**WHAT THE TASK ASKS:**
Leaving out all images, write out the records that follow exactly.

**MATERIAL SUPPLIED:**
* begin *

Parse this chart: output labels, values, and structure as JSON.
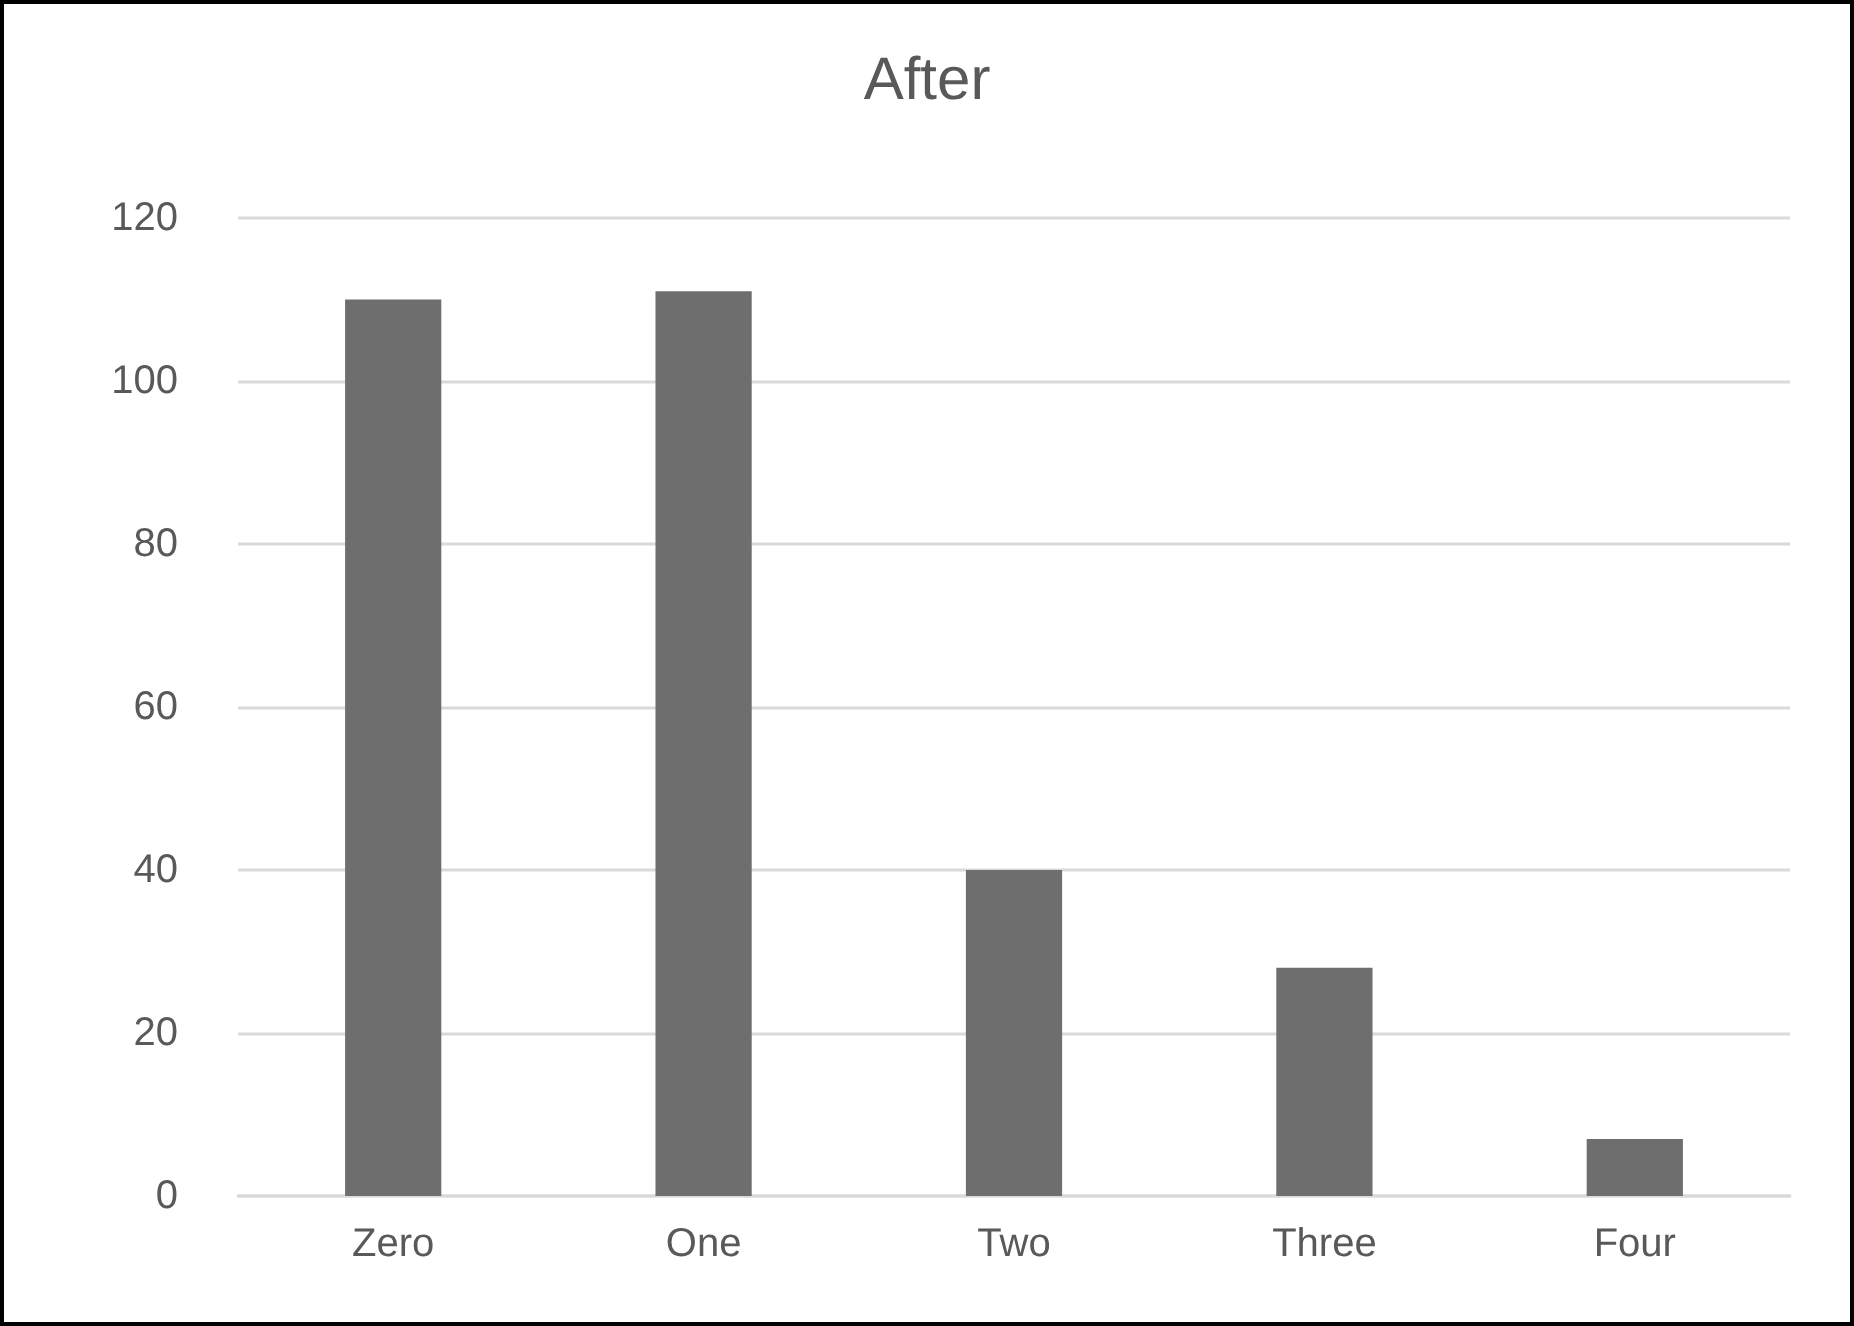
{
  "chart_data": {
    "type": "bar",
    "title": "After",
    "categories": [
      "Zero",
      "One",
      "Two",
      "Three",
      "Four"
    ],
    "values": [
      110,
      111,
      40,
      28,
      7
    ],
    "color": "#6e6e6e",
    "ylim": [
      0,
      120
    ],
    "yticks": [
      0,
      20,
      40,
      60,
      80,
      100,
      120
    ],
    "grid": "y"
  }
}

* end *

**WRITTEN RESPONSE:**
Parse this chart: output labels, values, and structure as JSON.
{
  "chart_data": {
    "type": "bar",
    "title": "After",
    "categories": [
      "Zero",
      "One",
      "Two",
      "Three",
      "Four"
    ],
    "values": [
      110,
      111,
      40,
      28,
      7
    ],
    "color": "#6e6e6e",
    "ylim": [
      0,
      120
    ],
    "yticks": [
      0,
      20,
      40,
      60,
      80,
      100,
      120
    ],
    "grid": "y"
  }
}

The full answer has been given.